Supplied data:
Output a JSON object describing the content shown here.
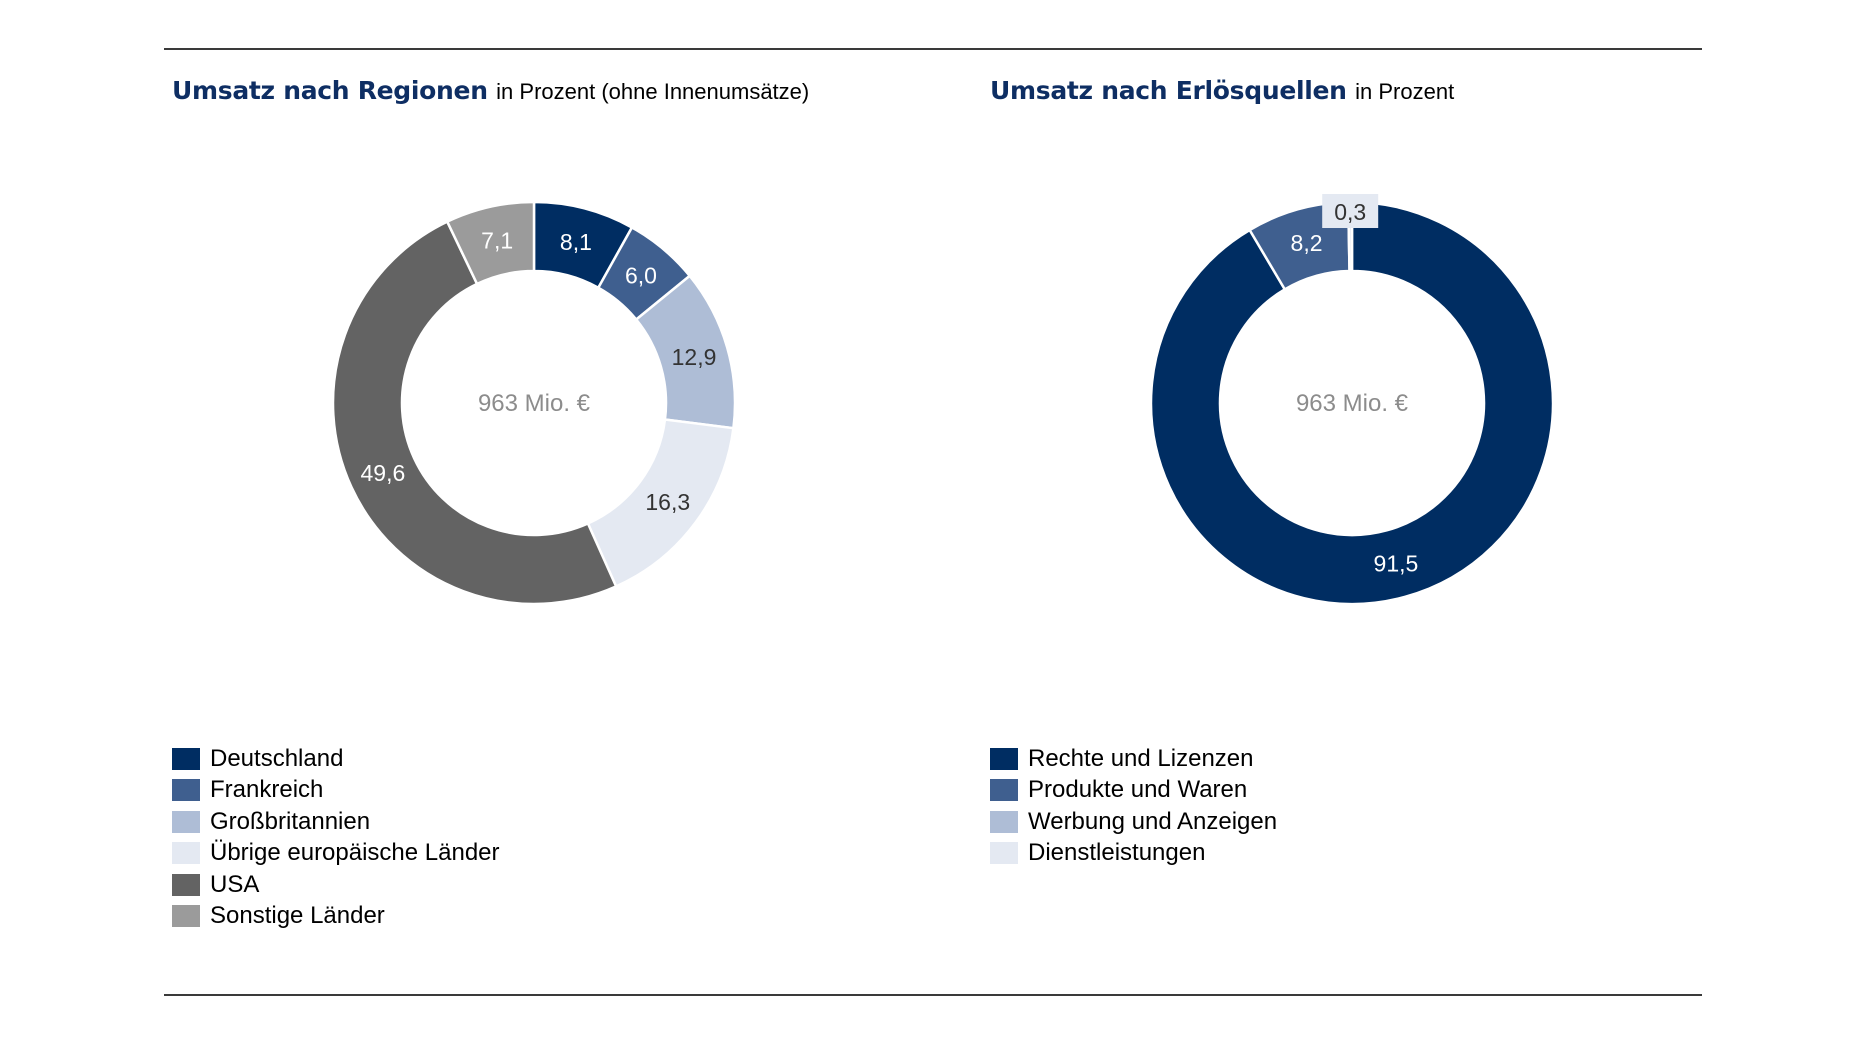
{
  "chart_data": [
    {
      "type": "pie",
      "variant": "donut",
      "title": "Umsatz nach Regionen",
      "subtitle": "in Prozent (ohne Innenumsätze)",
      "center_label": "963 Mio. €",
      "categories": [
        "Deutschland",
        "Frankreich",
        "Großbritannien",
        "Übrige europäische Länder",
        "USA",
        "Sonstige Länder"
      ],
      "values": [
        8.1,
        6.0,
        12.9,
        16.3,
        49.6,
        7.1
      ],
      "value_labels": [
        "8,1",
        "6,0",
        "12,9",
        "16,3",
        "49,6",
        "7,1"
      ],
      "colors": [
        "#002d62",
        "#3f5f8f",
        "#aebdd6",
        "#e4e9f2",
        "#636363",
        "#9b9b9b"
      ],
      "label_colors": [
        "#ffffff",
        "#ffffff",
        "#333333",
        "#333333",
        "#ffffff",
        "#ffffff"
      ],
      "legend_position": "bottom-left"
    },
    {
      "type": "pie",
      "variant": "donut",
      "title": "Umsatz nach Erlösquellen",
      "subtitle": "in Prozent",
      "center_label": "963 Mio. €",
      "categories": [
        "Rechte und Lizenzen",
        "Produkte und Waren",
        "Werbung und Anzeigen",
        "Dienstleistungen"
      ],
      "values": [
        91.5,
        8.2,
        0.0,
        0.3
      ],
      "value_labels": [
        "91,5",
        "8,2",
        "",
        "0,3"
      ],
      "colors": [
        "#002d62",
        "#3f5f8f",
        "#aebdd6",
        "#e4e9f2"
      ],
      "label_colors": [
        "#ffffff",
        "#ffffff",
        "#333333",
        "#333333"
      ],
      "legend_position": "bottom-left"
    }
  ]
}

Stated problem: Write out every line of the listing that holds the word "subtitle".

Task result:
      "subtitle": "in Prozent (ohne Innenumsätze)",
      "subtitle": "in Prozent",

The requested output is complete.